**Instructions for the task:** Count the lines below that contain the word "能量增强" and give only that number.

───── Data to use ─────

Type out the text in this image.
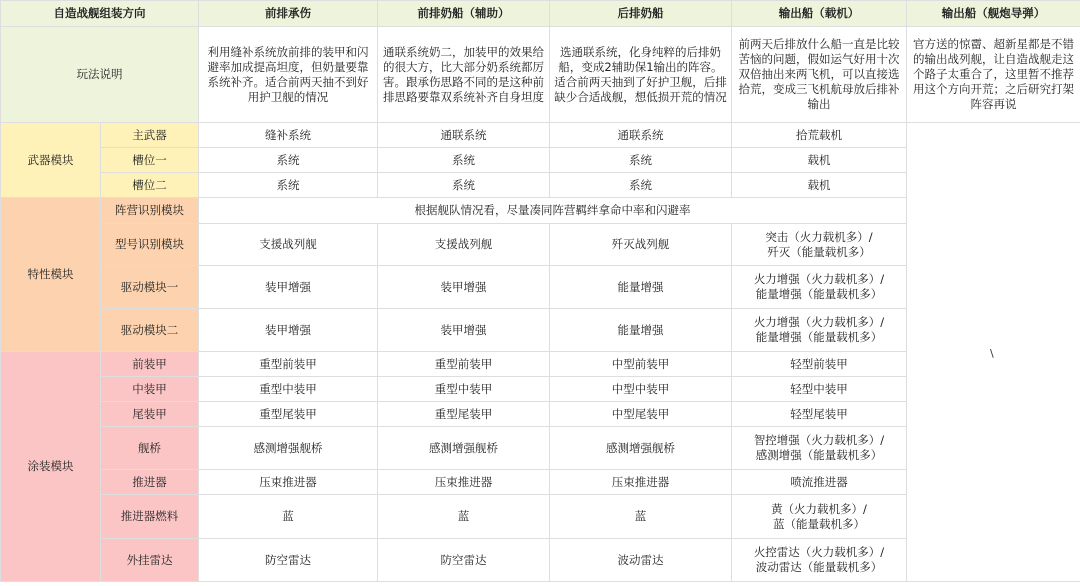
自造战舰组装方向		前排承伤	前排奶船（辅助）	后排奶船	输出船（载机）	输出船（舰炮导弹）
玩法说明		利用缝补系统放前排的装甲和闪避率加成提高坦度，但奶量要靠系统补齐。适合前两天抽不到好用护卫舰的情况	通联系统奶二，加装甲的效果给的很大方，比大部分奶系统都厉害。跟承伤思路不同的是这种前排思路要靠双系统补齐自身坦度	选通联系统，化身纯粹的后排奶船，变成2辅助保1输出的阵容。适合前两天抽到了好护卫舰，后排缺少合适战舰，想低损开荒的情况	前两天后排放什么船一直是比较苦恼的问题，假如运气好用十次双倍抽出来两飞机，可以直接选拾荒，变成三飞机航母放后排补输出	官方送的惊霤、超新星都是不错的输出战列舰，让自造战舰走这个路子太重合了，这里暂不推荐用这个方向开荒；之后研究打架阵容再说
武器模块	主武器	缝补系统	通联系统	通联系统	拾荒载机	
	槽位一	系统	系统	系统	载机	
	槽位二	系统	系统	系统	载机	
特性模块	阵营识别模块	根据舰队情况看，尽量凑同阵营羁绊拿命中率和闪避率				
	型号识别模块	支援战列舰	支援战列舰	歼灭战列舰	突击（火力载机多）/
歼灭（能量载机多）	
	驱动模块一	装甲增强	装甲增强	能量增强	火力增强（火力载机多）/
能量增强（能量载机多）	
	驱动模块二	装甲增强	装甲增强	能量增强	火力增强（火力载机多）/
能量增强（能量载机多）	
涂装模块	前装甲	重型前装甲	重型前装甲	中型前装甲	轻型前装甲	
	中装甲	重型中装甲	重型中装甲	中型中装甲	轻型中装甲	
	尾装甲	重型尾装甲	重型尾装甲	中型尾装甲	轻型尾装甲	
	舰桥	感测增强舰桥	感测增强舰桥	感测增强舰桥	智控增强（火力载机多）/
感测增强（能量载机多）	
	推进器	压束推进器	压束推进器	压束推进器	喷流推进器	
	推进器燃料	蓝	蓝	蓝	黄（火力载机多）/
蓝（能量载机多）	
	外挂雷达	防空雷达	防空雷达	波动雷达	火控雷达（火力载机多）/
波动雷达（能量载机多）	
\
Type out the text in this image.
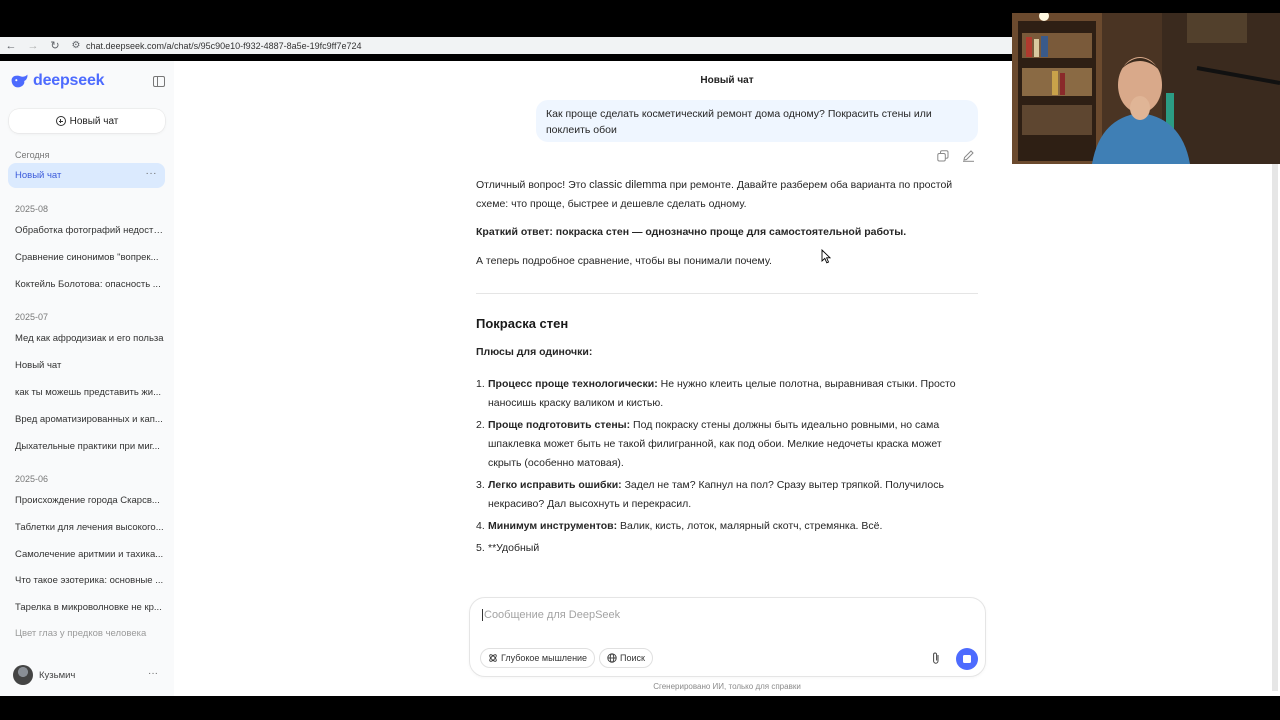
←	→	↻	⚙ chat.deepseek.com/a/chat/s/95c90e10-f932-4887-8a5e-19fc9ff7e724
deepseek
Новый чат
Сегодня
Новый чат	···
2025-08
Обработка фотографий недосту...
Сравнение синонимов "вопрек...
Коктейль Болотова: опасность ...
2025-07
Мед как афродизиак и его польза
Новый чат
как ты можешь представить жи...
Вред ароматизированных и кап...
Дыхательные практики при миг...
2025-06
Происхождение города Скарсв...
Таблетки для лечения высокого...
Самолечение аритмии и тахика...
Что такое эзотерика: основные ...
Тарелка в микроволновке не кр...
Цвет глаз у предков человека
Кузьмич	···
Новый чат
Как проще сделать косметический ремонт дома одному? Покрасить стены или поклеить обои
Отличный вопрос! Это classic dilemma при ремонте. Давайте разберем оба варианта по простой схеме: что проще, быстрее и дешевле сделать одному.
Краткий ответ: покраска стен — однозначно проще для самостоятельной работы.
А теперь подробное сравнение, чтобы вы понимали почему.
Покраска стен
Плюсы для одиночки:
1. Процесс проще технологически: Не нужно клеить целые полотна, выравнивая стыки. Просто наносишь краску валиком и кистью.
2. Проще подготовить стены: Под покраску стены должны быть идеально ровными, но сама шпаклевка может быть не такой филигранной, как под обои. Мелкие недочеты краска может скрыть (особенно матовая).
3. Легко исправить ошибки: Задел не там? Капнул на пол? Сразу вытер тряпкой. Получилось некрасиво? Дал высохнуть и перекрасил.
4. Минимум инструментов: Валик, кисть, лоток, малярный скотч, стремянка. Всё.
5. **Удобный
Сообщение для DeepSeek
Глубокое мышление	Поиск
Сгенерировано ИИ, только для справки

─────

**Worked solution:** 4